- Objective: Print every record below exactly as written.

Entries with figure data
+++++

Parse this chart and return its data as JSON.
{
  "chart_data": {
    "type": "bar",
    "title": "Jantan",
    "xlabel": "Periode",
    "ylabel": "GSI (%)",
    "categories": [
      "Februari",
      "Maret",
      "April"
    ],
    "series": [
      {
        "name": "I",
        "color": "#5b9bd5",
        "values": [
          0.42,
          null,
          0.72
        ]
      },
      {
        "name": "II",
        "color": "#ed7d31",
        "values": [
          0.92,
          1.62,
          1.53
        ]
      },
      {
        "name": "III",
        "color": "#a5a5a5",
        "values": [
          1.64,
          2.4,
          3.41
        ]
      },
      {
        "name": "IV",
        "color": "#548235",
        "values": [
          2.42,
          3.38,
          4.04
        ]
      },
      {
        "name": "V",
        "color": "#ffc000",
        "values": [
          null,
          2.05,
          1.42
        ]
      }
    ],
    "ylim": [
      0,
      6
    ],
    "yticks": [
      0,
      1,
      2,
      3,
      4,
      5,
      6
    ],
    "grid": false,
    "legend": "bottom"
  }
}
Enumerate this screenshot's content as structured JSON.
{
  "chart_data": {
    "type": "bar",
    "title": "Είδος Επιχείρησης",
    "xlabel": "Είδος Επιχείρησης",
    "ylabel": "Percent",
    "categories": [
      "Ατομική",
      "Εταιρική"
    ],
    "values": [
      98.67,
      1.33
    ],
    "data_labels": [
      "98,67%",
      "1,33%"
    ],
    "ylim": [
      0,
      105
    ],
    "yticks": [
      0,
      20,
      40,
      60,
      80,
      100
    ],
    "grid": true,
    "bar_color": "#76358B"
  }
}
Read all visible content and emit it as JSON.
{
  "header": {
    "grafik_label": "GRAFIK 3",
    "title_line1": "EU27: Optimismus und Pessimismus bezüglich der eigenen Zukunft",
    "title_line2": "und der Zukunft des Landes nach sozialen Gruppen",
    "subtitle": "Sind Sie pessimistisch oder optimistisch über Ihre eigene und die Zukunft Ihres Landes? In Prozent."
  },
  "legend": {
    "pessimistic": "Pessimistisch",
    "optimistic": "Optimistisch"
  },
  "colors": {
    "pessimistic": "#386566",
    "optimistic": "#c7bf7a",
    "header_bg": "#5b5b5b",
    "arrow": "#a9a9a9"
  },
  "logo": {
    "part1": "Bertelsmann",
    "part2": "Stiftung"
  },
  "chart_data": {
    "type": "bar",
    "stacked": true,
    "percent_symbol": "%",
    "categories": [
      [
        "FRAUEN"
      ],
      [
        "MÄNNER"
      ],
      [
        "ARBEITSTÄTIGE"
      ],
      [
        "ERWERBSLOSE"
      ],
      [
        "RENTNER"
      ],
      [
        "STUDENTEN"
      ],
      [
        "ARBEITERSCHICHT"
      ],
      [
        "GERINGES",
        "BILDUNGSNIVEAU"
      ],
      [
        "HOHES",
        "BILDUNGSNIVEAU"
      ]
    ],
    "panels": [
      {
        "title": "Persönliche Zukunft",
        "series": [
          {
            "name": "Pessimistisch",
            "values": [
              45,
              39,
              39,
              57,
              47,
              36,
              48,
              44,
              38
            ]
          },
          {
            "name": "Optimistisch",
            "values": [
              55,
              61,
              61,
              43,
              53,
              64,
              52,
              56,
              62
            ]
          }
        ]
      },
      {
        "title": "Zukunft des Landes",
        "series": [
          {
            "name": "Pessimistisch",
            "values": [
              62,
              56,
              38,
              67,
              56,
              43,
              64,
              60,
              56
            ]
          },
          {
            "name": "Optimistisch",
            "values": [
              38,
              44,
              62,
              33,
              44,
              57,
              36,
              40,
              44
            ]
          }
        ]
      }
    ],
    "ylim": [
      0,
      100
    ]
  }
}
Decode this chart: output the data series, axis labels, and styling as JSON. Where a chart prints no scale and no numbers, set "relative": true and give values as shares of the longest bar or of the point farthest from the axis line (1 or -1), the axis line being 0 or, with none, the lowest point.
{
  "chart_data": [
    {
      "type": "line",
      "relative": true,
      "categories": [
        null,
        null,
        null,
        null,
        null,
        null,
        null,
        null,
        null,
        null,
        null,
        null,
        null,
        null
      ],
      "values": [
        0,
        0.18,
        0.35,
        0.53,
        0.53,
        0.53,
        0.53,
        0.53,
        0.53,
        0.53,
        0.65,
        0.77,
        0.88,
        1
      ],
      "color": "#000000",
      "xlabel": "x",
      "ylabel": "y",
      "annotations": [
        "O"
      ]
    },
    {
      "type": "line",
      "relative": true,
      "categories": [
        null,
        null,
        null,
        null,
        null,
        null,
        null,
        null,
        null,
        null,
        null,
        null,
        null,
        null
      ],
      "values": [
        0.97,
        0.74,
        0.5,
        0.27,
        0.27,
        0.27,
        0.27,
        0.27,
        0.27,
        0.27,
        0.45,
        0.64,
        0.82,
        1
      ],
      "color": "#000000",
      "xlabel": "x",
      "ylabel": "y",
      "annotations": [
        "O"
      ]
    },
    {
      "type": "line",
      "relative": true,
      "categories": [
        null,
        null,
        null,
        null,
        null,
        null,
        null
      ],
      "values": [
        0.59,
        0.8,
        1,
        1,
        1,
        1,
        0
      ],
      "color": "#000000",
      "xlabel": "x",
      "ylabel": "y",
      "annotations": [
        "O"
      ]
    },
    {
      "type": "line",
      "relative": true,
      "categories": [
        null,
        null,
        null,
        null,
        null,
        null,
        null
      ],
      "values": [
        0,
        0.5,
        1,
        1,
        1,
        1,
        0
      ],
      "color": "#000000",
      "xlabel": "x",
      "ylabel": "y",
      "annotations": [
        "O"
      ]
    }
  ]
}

+++++

- Exercise output:
Parse this chart and return its data as JSON.
{
  "chart_data": {
    "type": "bar",
    "title": "Jantan",
    "xlabel": "Periode",
    "ylabel": "GSI (%)",
    "categories": [
      "Februari",
      "Maret",
      "April"
    ],
    "series": [
      {
        "name": "I",
        "color": "#5b9bd5",
        "values": [
          0.42,
          null,
          0.72
        ]
      },
      {
        "name": "II",
        "color": "#ed7d31",
        "values": [
          0.92,
          1.62,
          1.53
        ]
      },
      {
        "name": "III",
        "color": "#a5a5a5",
        "values": [
          1.64,
          2.4,
          3.41
        ]
      },
      {
        "name": "IV",
        "color": "#548235",
        "values": [
          2.42,
          3.38,
          4.04
        ]
      },
      {
        "name": "V",
        "color": "#ffc000",
        "values": [
          null,
          2.05,
          1.42
        ]
      }
    ],
    "ylim": [
      0,
      6
    ],
    "yticks": [
      0,
      1,
      2,
      3,
      4,
      5,
      6
    ],
    "grid": false,
    "legend": "bottom"
  }
}
Enumerate this screenshot's content as structured JSON.
{
  "chart_data": {
    "type": "bar",
    "title": "Είδος Επιχείρησης",
    "xlabel": "Είδος Επιχείρησης",
    "ylabel": "Percent",
    "categories": [
      "Ατομική",
      "Εταιρική"
    ],
    "values": [
      98.67,
      1.33
    ],
    "data_labels": [
      "98,67%",
      "1,33%"
    ],
    "ylim": [
      0,
      105
    ],
    "yticks": [
      0,
      20,
      40,
      60,
      80,
      100
    ],
    "grid": true,
    "bar_color": "#76358B"
  }
}
Read all visible content and emit it as JSON.
{
  "header": {
    "grafik_label": "GRAFIK 3",
    "title_line1": "EU27: Optimismus und Pessimismus bezüglich der eigenen Zukunft",
    "title_line2": "und der Zukunft des Landes nach sozialen Gruppen",
    "subtitle": "Sind Sie pessimistisch oder optimistisch über Ihre eigene und die Zukunft Ihres Landes? In Prozent."
  },
  "legend": {
    "pessimistic": "Pessimistisch",
    "optimistic": "Optimistisch"
  },
  "colors": {
    "pessimistic": "#386566",
    "optimistic": "#c7bf7a",
    "header_bg": "#5b5b5b",
    "arrow": "#a9a9a9"
  },
  "logo": {
    "part1": "Bertelsmann",
    "part2": "Stiftung"
  },
  "chart_data": {
    "type": "bar",
    "stacked": true,
    "percent_symbol": "%",
    "categories": [
      [
        "FRAUEN"
      ],
      [
        "MÄNNER"
      ],
      [
        "ARBEITSTÄTIGE"
      ],
      [
        "ERWERBSLOSE"
      ],
      [
        "RENTNER"
      ],
      [
        "STUDENTEN"
      ],
      [
        "ARBEITERSCHICHT"
      ],
      [
        "GERINGES",
        "BILDUNGSNIVEAU"
      ],
      [
        "HOHES",
        "BILDUNGSNIVEAU"
      ]
    ],
    "panels": [
      {
        "title": "Persönliche Zukunft",
        "series": [
          {
            "name": "Pessimistisch",
            "values": [
              45,
              39,
              39,
              57,
              47,
              36,
              48,
              44,
              38
            ]
          },
          {
            "name": "Optimistisch",
            "values": [
              55,
              61,
              61,
              43,
              53,
              64,
              52,
              56,
              62
            ]
          }
        ]
      },
      {
        "title": "Zukunft des Landes",
        "series": [
          {
            "name": "Pessimistisch",
            "values": [
              62,
              56,
              38,
              67,
              56,
              43,
              64,
              60,
              56
            ]
          },
          {
            "name": "Optimistisch",
            "values": [
              38,
              44,
              62,
              33,
              44,
              57,
              36,
              40,
              44
            ]
          }
        ]
      }
    ],
    "ylim": [
      0,
      100
    ]
  }
}
Decode this chart: output the data series, axis labels, and styling as JSON. Where a chart prints no scale and no numbers, set "relative": true and give values as shares of the longest bar or of the point farthest from the axis line (1 or -1), the axis line being 0 or, with none, the lowest point.
{
  "chart_data": [
    {
      "type": "line",
      "relative": true,
      "categories": [
        null,
        null,
        null,
        null,
        null,
        null,
        null,
        null,
        null,
        null,
        null,
        null,
        null,
        null
      ],
      "values": [
        0,
        0.18,
        0.35,
        0.53,
        0.53,
        0.53,
        0.53,
        0.53,
        0.53,
        0.53,
        0.65,
        0.77,
        0.88,
        1
      ],
      "color": "#000000",
      "xlabel": "x",
      "ylabel": "y",
      "annotations": [
        "O"
      ]
    },
    {
      "type": "line",
      "relative": true,
      "categories": [
        null,
        null,
        null,
        null,
        null,
        null,
        null,
        null,
        null,
        null,
        null,
        null,
        null,
        null
      ],
      "values": [
        0.97,
        0.74,
        0.5,
        0.27,
        0.27,
        0.27,
        0.27,
        0.27,
        0.27,
        0.27,
        0.45,
        0.64,
        0.82,
        1
      ],
      "color": "#000000",
      "xlabel": "x",
      "ylabel": "y",
      "annotations": [
        "O"
      ]
    },
    {
      "type": "line",
      "relative": true,
      "categories": [
        null,
        null,
        null,
        null,
        null,
        null,
        null
      ],
      "values": [
        0.59,
        0.8,
        1,
        1,
        1,
        1,
        0
      ],
      "color": "#000000",
      "xlabel": "x",
      "ylabel": "y",
      "annotations": [
        "O"
      ]
    },
    {
      "type": "line",
      "relative": true,
      "categories": [
        null,
        null,
        null,
        null,
        null,
        null,
        null
      ],
      "values": [
        0,
        0.5,
        1,
        1,
        1,
        1,
        0
      ],
      "color": "#000000",
      "xlabel": "x",
      "ylabel": "y",
      "annotations": [
        "O"
      ]
    }
  ]
}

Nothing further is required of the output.